=== Set of tasks ===
1/ In the letter on identity biometrics, reproduce the stretch from "We don’t know, because" through "(a) and (b).".
2/ According to the letter on identity biometrics, why would a reasonable person expect the Response to give about nine sets of reliability figures for each biometric? Answer in one to three sentences.
3/ What failure to acquire rate did IPS tell the House of Commons Science and Technology Committee it expected for facial geometry, according to the letter on identity biometrics?

+++ Passage provided

Information Rights Team |
20 January 2010 |
The unique selling point
of the National Identity Service (NIS) is
that it uses biometrics. Take the biometrics away, and there is no reason
to believe that the NIS will work any better than the dozens of other
population
registers maintained by the government. To some extent, the same
is true of the UK Border Agency (UKBA) and eBorders. Several field trials
suggest that the biometrics proposed for the NIS and eBorders are highly
unreliable. And these days, the Identity & Passport Service
(IPS) and UKBA are reluctant to publish figures on the reliability of
the biometrics they have chosen. This reluctance starts to look suspicious,
as though IPS and UKBA have a guilty secret – they know that the biometrics
they are relying on cannot deliver the promises made. Freedom of Information
(FOI) request #13523/09 provided another opportunity, in a long line of them,
for IPS to make a clean breast of it. Attachment
A to this letter gives the details. It includes the original request
(“the Request”), its acknowledgement and the FOI Team’s response (“the
Response”). Once again, IPS have
ducked the issue. This appeal is made to you on the grounds that the
Response is unsatisfactory in at least the following seven ways: 1.1 It is proposed that the NIS should use biometrics
based on (a) facial geometry and (b) flat print fingerprints. The Request
was for figures on the reliability of each of these biometrics. 1.2 When the House of Commons Science and Technology
Committee asked IPS about this matter, IPS said that for facial geometry
they expected “a failure to acquire rate close to zero [and] a false
accept rate of 1%”, and for fingerprints they expected “a failure to
acquire rate of 0.5-1%, [a] false match rate of 1.3e-10, [and a] false
nonmatch rate of 0.01” – please see para.18 of the Committee’s report. 1.3 Have these acceptance levels been achieved?
We don’t know, because on the occasion of the Request, IPS have chosen
a more philosophical approach. The FOI Team identify about nine types
of reliability. Any reasonable
person would therefore expect the Response to provide about nine different
sets of reliability figures for each of the biometrics (a) and (b).

++++++
+++ Stored records

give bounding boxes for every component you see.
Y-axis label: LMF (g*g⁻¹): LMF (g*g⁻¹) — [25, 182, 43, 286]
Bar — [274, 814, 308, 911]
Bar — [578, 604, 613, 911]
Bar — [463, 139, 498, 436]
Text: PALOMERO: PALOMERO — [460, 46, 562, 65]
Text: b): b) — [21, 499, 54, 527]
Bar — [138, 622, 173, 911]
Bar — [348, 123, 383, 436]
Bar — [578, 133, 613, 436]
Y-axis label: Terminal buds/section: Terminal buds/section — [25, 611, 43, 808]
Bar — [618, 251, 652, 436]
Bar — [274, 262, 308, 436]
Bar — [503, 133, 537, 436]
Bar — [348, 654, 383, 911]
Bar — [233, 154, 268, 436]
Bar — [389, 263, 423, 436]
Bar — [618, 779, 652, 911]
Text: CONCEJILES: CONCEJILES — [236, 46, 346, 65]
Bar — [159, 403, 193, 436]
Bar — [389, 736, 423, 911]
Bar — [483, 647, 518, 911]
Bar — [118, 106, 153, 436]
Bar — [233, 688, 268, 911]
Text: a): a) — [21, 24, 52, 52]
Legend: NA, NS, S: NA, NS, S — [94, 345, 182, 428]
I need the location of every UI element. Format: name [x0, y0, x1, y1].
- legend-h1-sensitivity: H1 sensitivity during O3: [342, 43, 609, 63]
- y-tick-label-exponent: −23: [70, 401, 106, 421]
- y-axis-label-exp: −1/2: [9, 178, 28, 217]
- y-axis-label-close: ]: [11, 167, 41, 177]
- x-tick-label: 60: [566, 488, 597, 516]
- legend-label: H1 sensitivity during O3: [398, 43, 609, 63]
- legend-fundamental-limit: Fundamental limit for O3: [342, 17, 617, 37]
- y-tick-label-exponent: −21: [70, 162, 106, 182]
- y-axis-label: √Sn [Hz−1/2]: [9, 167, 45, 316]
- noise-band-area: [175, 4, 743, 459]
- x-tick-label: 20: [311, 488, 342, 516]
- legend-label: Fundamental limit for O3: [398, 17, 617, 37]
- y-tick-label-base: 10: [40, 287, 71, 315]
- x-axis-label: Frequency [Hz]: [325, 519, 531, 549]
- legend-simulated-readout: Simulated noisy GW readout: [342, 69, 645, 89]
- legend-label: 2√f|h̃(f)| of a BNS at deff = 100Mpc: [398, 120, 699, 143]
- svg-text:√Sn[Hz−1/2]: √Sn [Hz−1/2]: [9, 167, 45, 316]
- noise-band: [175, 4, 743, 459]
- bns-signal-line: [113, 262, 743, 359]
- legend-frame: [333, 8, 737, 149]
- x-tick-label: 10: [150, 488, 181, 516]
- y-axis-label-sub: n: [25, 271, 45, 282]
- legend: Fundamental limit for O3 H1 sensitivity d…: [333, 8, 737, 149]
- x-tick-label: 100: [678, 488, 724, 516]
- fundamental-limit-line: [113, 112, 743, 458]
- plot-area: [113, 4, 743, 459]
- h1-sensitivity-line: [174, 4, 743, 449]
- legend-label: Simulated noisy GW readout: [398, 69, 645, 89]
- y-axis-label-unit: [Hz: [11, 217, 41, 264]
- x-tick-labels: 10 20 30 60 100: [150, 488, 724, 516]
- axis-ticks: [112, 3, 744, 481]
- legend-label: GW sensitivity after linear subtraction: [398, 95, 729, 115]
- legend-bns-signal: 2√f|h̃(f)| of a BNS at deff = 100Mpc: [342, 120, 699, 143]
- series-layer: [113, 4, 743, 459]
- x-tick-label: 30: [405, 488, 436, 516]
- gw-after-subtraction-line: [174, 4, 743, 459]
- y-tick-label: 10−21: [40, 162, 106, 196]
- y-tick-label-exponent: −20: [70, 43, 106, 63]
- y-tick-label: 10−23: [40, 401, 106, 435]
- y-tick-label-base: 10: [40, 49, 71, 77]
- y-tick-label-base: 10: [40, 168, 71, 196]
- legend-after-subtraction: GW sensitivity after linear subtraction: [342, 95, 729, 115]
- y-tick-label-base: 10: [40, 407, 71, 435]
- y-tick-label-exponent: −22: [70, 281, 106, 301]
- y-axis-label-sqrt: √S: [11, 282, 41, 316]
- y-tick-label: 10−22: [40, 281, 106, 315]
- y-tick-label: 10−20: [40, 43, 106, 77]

++++++

=== Solved tasks ===
1/
We don’t know, because on the occasion of the Request, IPS have chosen
a more philosophical approach. The FOI Team identify about nine types
of reliability. Any reasonable
person would therefore expect the Response to provide about nine different
sets of reliability figures for each of the biometrics (a) and (b).

2/ The FOI Team itself identifies about nine types of reliability. A reasonable person would therefore expect a set of figures for each of those types, for both facial geometry and flat print fingerprints.

3/ A failure to acquire rate close to zero.